**Dataset listings of figures**
"""
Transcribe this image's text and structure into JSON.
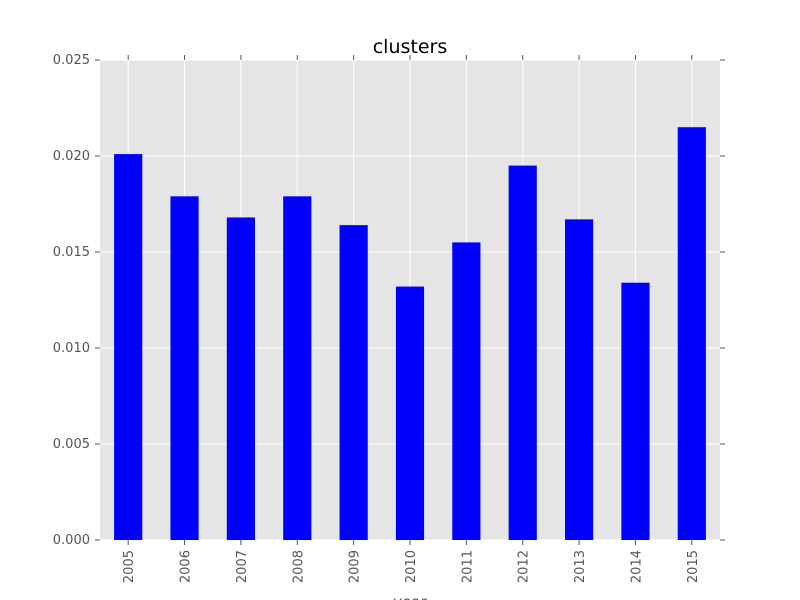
{
  "chart_data": {
    "type": "bar",
    "title": "clusters",
    "xlabel": "year",
    "ylabel": "",
    "categories": [
      "2005",
      "2006",
      "2007",
      "2008",
      "2009",
      "2010",
      "2011",
      "2012",
      "2013",
      "2014",
      "2015"
    ],
    "values": [
      0.0201,
      0.0179,
      0.0168,
      0.0179,
      0.0164,
      0.0132,
      0.0155,
      0.0195,
      0.0167,
      0.0134,
      0.0215
    ],
    "ylim": [
      0,
      0.025
    ],
    "yticks": [
      "0.000",
      "0.005",
      "0.010",
      "0.015",
      "0.020",
      "0.025"
    ],
    "ytick_values": [
      0,
      0.005,
      0.01,
      0.015,
      0.02,
      0.025
    ],
    "grid": true,
    "legend": "none",
    "colors": {
      "bar": "#0000ff",
      "plot_background": "#e5e5e5",
      "grid": "#ffffff",
      "text": "#555555"
    }
  }
}
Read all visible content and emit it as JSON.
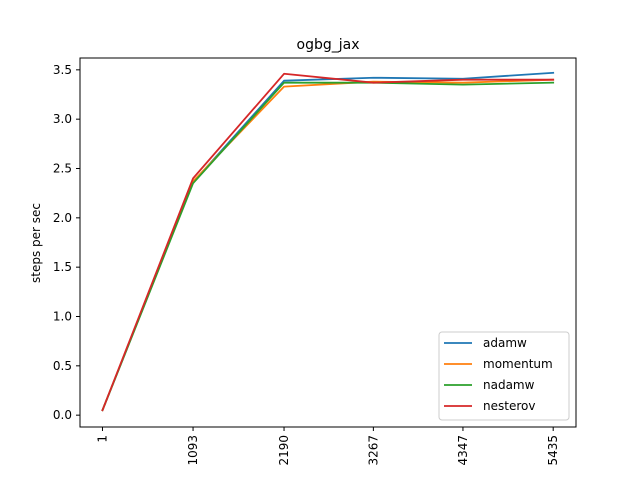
{
  "chart_data": {
    "type": "line",
    "title": "ogbg_jax",
    "xlabel": "",
    "ylabel": "steps per sec",
    "x": [
      1,
      1093,
      2190,
      3267,
      4347,
      5435
    ],
    "x_tick_labels": [
      "1",
      "1093",
      "2190",
      "3267",
      "4347",
      "5435"
    ],
    "y_ticks": [
      0.0,
      0.5,
      1.0,
      1.5,
      2.0,
      2.5,
      3.0,
      3.5
    ],
    "y_tick_labels": [
      "0.0",
      "0.5",
      "1.0",
      "1.5",
      "2.0",
      "2.5",
      "3.0",
      "3.5"
    ],
    "ylim": [
      -0.12,
      3.62
    ],
    "xlim": [
      -270,
      5710
    ],
    "grid": false,
    "legend_position": "lower right",
    "series": [
      {
        "name": "adamw",
        "color": "#1f77b4",
        "values": [
          0.05,
          2.36,
          3.39,
          3.42,
          3.41,
          3.47
        ]
      },
      {
        "name": "momentum",
        "color": "#ff7f0e",
        "values": [
          0.05,
          2.37,
          3.33,
          3.38,
          3.37,
          3.4
        ]
      },
      {
        "name": "nadamw",
        "color": "#2ca02c",
        "values": [
          0.05,
          2.35,
          3.37,
          3.37,
          3.35,
          3.37
        ]
      },
      {
        "name": "nesterov",
        "color": "#d62728",
        "values": [
          0.05,
          2.4,
          3.46,
          3.37,
          3.4,
          3.4
        ]
      }
    ]
  }
}
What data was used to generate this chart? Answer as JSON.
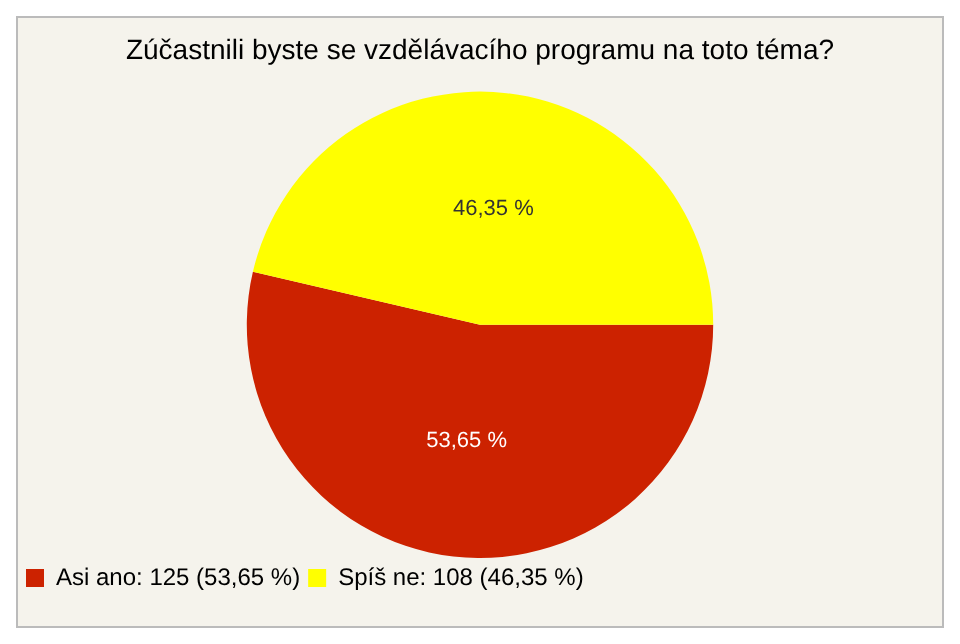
{
  "chart_data": {
    "type": "pie",
    "title": "Zúčastnili byste se vzdělávacího programu na toto téma?",
    "categories": [
      "Asi ano: 125 (53,65 %)",
      "Spíš ne: 108 (46,35 %)"
    ],
    "values": [
      53.65,
      46.35
    ],
    "colors": [
      "#cc2200",
      "#ffff00"
    ],
    "value_labels": [
      "53,65 %",
      "46,35 %"
    ],
    "legend": "bottom left"
  }
}
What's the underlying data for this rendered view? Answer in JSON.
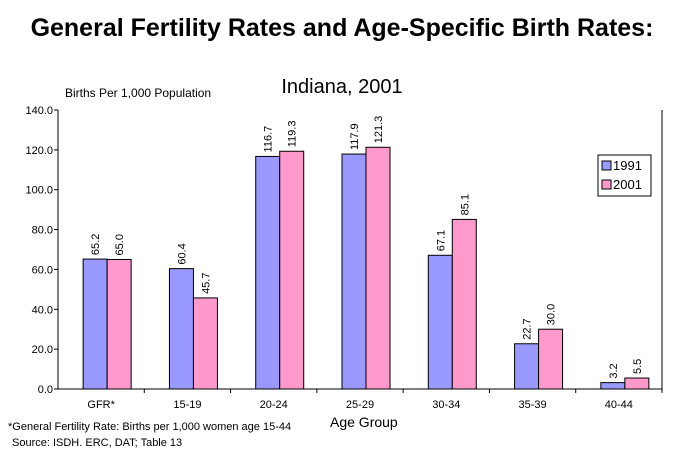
{
  "chart_data": {
    "type": "bar",
    "title": "General Fertility Rates and Age-Specific Birth Rates:",
    "subtitle": "Indiana, 2001",
    "ylabel": "Births Per 1,000 Population",
    "xlabel": "Age Group",
    "categories": [
      "GFR*",
      "15-19",
      "20-24",
      "25-29",
      "30-34",
      "35-39",
      "40-44"
    ],
    "series": [
      {
        "name": "1991",
        "color": "#9999ff",
        "values": [
          65.2,
          60.4,
          116.7,
          117.9,
          67.1,
          22.7,
          3.2
        ]
      },
      {
        "name": "2001",
        "color": "#ff99cc",
        "values": [
          65.0,
          45.7,
          119.3,
          121.3,
          85.1,
          30.0,
          5.5
        ]
      }
    ],
    "ylim": [
      0,
      140
    ],
    "yticks": [
      "0.0",
      "20.0",
      "40.0",
      "60.0",
      "80.0",
      "100.0",
      "120.0",
      "140.0"
    ],
    "grid": false,
    "legend": "right"
  },
  "footnotes": [
    "*General Fertility Rate:  Births per 1,000 women age 15-44",
    "Source:  ISDH. ERC, DAT; Table 13"
  ]
}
"""
**Your task**
Give all the entries again exactly, dropping each picture.

**Worked answer**
Transcribe this image's text and structure into JSON.
{
  "chart_data": {
    "type": "bar",
    "title": "clusters",
    "xlabel": "year",
    "ylabel": "",
    "categories": [
      "2005",
      "2006",
      "2007",
      "2008",
      "2009",
      "2010",
      "2011",
      "2012",
      "2013",
      "2014",
      "2015"
    ],
    "values": [
      0.0201,
      0.0179,
      0.0168,
      0.0179,
      0.0164,
      0.0132,
      0.0155,
      0.0195,
      0.0167,
      0.0134,
      0.0215
    ],
    "ylim": [
      0,
      0.025
    ],
    "yticks": [
      "0.000",
      "0.005",
      "0.010",
      "0.015",
      "0.020",
      "0.025"
    ],
    "ytick_values": [
      0,
      0.005,
      0.01,
      0.015,
      0.02,
      0.025
    ],
    "grid": true,
    "legend": "none",
    "colors": {
      "bar": "#0000ff",
      "plot_background": "#e5e5e5",
      "grid": "#ffffff",
      "text": "#555555"
    }
  }
}
Read all visible content and emit it as JSON.
{
  "chart_data": {
    "type": "line",
    "title": "ogbg_jax",
    "xlabel": "",
    "ylabel": "steps per sec",
    "x": [
      1,
      1093,
      2190,
      3267,
      4347,
      5435
    ],
    "x_tick_labels": [
      "1",
      "1093",
      "2190",
      "3267",
      "4347",
      "5435"
    ],
    "y_ticks": [
      0.0,
      0.5,
      1.0,
      1.5,
      2.0,
      2.5,
      3.0,
      3.5
    ],
    "y_tick_labels": [
      "0.0",
      "0.5",
      "1.0",
      "1.5",
      "2.0",
      "2.5",
      "3.0",
      "3.5"
    ],
    "ylim": [
      -0.12,
      3.62
    ],
    "xlim": [
      -270,
      5710
    ],
    "grid": false,
    "legend_position": "lower right",
    "series": [
      {
        "name": "adamw",
        "color": "#1f77b4",
        "values": [
          0.05,
          2.36,
          3.39,
          3.42,
          3.41,
          3.47
        ]
      },
      {
        "name": "momentum",
        "color": "#ff7f0e",
        "values": [
          0.05,
          2.37,
          3.33,
          3.38,
          3.37,
          3.4
        ]
      },
      {
        "name": "nadamw",
        "color": "#2ca02c",
        "values": [
          0.05,
          2.35,
          3.37,
          3.37,
          3.35,
          3.37
        ]
      },
      {
        "name": "nesterov",
        "color": "#d62728",
        "values": [
          0.05,
          2.4,
          3.46,
          3.37,
          3.4,
          3.4
        ]
      }
    ]
  }
}
What data was used to generate this chart? Answer as JSON.
{
  "chart_data": {
    "type": "pie",
    "title": "Zúčastnili byste se vzdělávacího programu na toto téma?",
    "categories": [
      "Asi ano: 125 (53,65 %)",
      "Spíš ne: 108 (46,35 %)"
    ],
    "values": [
      53.65,
      46.35
    ],
    "colors": [
      "#cc2200",
      "#ffff00"
    ],
    "value_labels": [
      "53,65 %",
      "46,35 %"
    ],
    "legend": "bottom left"
  }
}
What's the underlying data for this rendered view? Answer in JSON.
{
  "chart_data": {
    "type": "bar",
    "title": "General Fertility Rates and Age-Specific Birth Rates:",
    "subtitle": "Indiana, 2001",
    "ylabel": "Births Per 1,000 Population",
    "xlabel": "Age Group",
    "categories": [
      "GFR*",
      "15-19",
      "20-24",
      "25-29",
      "30-34",
      "35-39",
      "40-44"
    ],
    "series": [
      {
        "name": "1991",
        "color": "#9999ff",
        "values": [
          65.2,
          60.4,
          116.7,
          117.9,
          67.1,
          22.7,
          3.2
        ]
      },
      {
        "name": "2001",
        "color": "#ff99cc",
        "values": [
          65.0,
          45.7,
          119.3,
          121.3,
          85.1,
          30.0,
          5.5
        ]
      }
    ],
    "ylim": [
      0,
      140
    ],
    "yticks": [
      "0.0",
      "20.0",
      "40.0",
      "60.0",
      "80.0",
      "100.0",
      "120.0",
      "140.0"
    ],
    "grid": false,
    "legend": "right"
  },
  "footnotes": [
    "*General Fertility Rate:  Births per 1,000 women age 15-44",
    "Source:  ISDH. ERC, DAT; Table 13"
  ]
}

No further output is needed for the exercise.